» 掲載文
第5章 統計的検定

 検定とは,データから判断を下すための手法である.その手順は以下の3段階で構成される.

 特に重要なのは帰無仮説の立て方である. 慣れてしまえば簡単だが,ある程度の練習は必要なので,最初に帰無仮説を立てる練習をする.
 次に重要なのは,確率を計算する事象や統計量の設定である. 現実問題で,データの分布型が分かっている場合は稀である. 従って,分布型を気にしなくて済むノンパラメトリック検定はお奨めである. 中でも順位和検定と順位相関検定の簡単な公式を使えば,大半の検定問題は片付く. また,ノンパラメトリック検定は,異常値に対してもロバスト(影響を受けにくい)であるという特長もある.
 初めは,ノンパラメトリック検定の使い方を知るだけでも良い. しかし,できれば,この方法が中心極限定理を上手く利用している ことを理解して欲しいので,ノンパラメトリック検定と中心極限定理の 関係について,独自の解説を試みたいと思う.

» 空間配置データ
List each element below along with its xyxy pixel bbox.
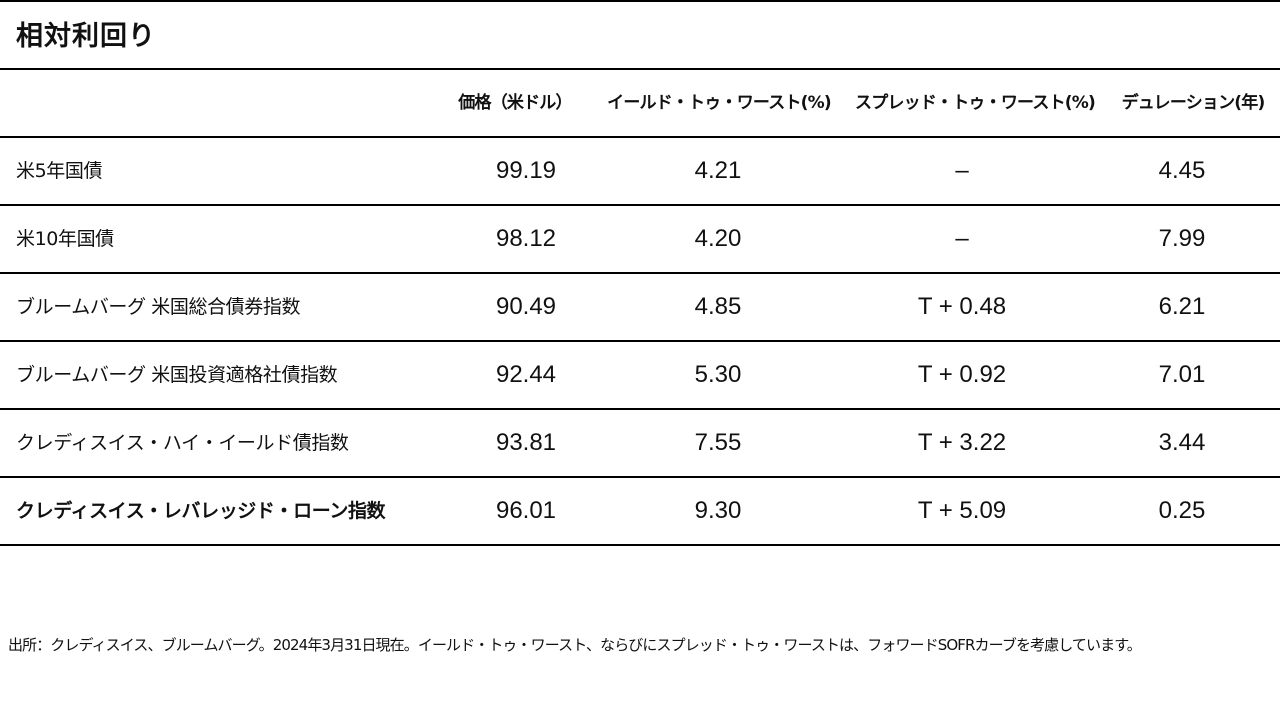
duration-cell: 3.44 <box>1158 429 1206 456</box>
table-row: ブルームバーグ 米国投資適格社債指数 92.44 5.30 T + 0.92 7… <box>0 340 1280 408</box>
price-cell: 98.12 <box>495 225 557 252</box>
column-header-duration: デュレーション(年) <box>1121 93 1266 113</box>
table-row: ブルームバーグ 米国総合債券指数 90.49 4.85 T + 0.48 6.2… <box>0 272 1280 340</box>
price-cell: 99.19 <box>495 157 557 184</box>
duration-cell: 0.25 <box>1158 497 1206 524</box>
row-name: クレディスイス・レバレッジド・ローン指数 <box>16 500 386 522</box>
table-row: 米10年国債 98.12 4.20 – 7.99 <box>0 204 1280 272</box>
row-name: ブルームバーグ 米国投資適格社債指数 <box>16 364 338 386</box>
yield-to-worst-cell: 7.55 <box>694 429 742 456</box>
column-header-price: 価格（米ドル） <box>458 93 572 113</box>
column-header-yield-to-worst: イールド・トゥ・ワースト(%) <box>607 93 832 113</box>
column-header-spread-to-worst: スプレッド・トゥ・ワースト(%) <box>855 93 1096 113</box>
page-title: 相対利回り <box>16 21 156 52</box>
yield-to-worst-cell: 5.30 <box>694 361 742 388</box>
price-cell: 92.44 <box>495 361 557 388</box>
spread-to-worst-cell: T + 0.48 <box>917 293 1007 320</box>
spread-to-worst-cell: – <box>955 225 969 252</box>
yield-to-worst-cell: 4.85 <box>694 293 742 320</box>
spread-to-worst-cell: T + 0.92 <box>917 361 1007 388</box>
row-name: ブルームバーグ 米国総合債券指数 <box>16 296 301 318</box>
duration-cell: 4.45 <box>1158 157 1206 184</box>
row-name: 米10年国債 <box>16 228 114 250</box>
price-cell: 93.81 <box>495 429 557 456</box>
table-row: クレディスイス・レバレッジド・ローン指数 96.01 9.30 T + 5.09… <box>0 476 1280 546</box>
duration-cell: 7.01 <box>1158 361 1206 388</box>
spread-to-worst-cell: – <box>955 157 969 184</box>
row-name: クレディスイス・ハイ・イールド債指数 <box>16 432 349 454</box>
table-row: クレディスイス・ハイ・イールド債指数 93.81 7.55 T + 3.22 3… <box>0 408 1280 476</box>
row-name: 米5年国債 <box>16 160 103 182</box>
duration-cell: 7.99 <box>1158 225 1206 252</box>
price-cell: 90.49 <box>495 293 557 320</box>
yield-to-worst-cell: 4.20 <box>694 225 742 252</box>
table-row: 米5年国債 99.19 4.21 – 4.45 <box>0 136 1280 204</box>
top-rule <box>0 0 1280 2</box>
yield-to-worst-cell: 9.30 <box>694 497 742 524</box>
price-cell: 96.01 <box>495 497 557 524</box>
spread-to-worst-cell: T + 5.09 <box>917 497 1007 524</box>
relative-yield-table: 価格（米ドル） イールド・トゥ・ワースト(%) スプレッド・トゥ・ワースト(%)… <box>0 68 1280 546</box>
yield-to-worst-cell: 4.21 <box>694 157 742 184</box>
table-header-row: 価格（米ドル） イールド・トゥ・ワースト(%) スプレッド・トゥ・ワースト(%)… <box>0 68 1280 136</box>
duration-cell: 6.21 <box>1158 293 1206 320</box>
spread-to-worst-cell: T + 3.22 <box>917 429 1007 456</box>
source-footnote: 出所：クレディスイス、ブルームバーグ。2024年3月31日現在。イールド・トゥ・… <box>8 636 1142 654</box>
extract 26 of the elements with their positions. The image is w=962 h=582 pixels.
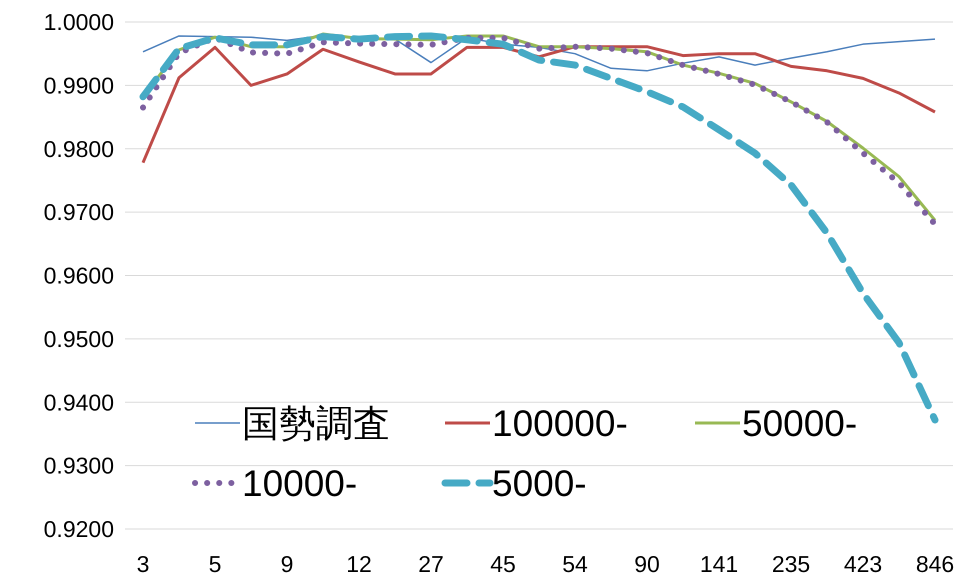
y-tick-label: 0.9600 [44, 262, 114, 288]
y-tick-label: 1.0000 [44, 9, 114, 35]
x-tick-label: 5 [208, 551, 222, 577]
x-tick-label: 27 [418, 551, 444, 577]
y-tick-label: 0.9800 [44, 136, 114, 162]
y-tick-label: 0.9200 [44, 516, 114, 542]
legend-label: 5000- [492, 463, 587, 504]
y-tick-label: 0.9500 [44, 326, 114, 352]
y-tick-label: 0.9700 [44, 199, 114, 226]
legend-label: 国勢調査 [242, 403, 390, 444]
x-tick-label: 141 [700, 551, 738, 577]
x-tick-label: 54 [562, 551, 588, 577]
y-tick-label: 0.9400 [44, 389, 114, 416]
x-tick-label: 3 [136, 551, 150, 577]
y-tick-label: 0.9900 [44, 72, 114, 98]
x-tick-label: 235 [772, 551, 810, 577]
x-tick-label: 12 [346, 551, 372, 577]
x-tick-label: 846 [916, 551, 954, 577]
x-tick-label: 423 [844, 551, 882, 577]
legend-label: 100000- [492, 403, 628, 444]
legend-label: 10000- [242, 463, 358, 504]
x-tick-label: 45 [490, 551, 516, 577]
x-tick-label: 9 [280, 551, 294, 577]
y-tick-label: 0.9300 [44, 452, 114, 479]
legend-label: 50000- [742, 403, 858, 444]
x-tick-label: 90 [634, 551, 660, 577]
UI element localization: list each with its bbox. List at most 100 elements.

» 課題一覧
1) 掲載文によると、ノンパラメトリック検定には異常値に対してどのような特長があるか。
2) エントリのうち、「y-tick-label: 0.9600 [44, 262, 114, 288]」を含む行から「y-tick-label: 0.9700 [44, 199, 114, 226]」を含む行までを、そのまま書き写せ。両端の行も含めること。
掲載文とエントリは互いに別個の資料である。

» 解答
1) 異常値に対してロバスト（影響を受けにくい）である。

2)
y-tick-label: 0.9600 [44, 262, 114, 288]
y-tick-label: 1.0000 [44, 9, 114, 35]
x-tick-label: 5 [208, 551, 222, 577]
x-tick-label: 27 [418, 551, 444, 577]
y-tick-label: 0.9800 [44, 136, 114, 162]
y-tick-label: 0.9200 [44, 516, 114, 542]
legend-label: 5000- [492, 463, 587, 504]
y-tick-label: 0.9500 [44, 326, 114, 352]
y-tick-label: 0.9700 [44, 199, 114, 226]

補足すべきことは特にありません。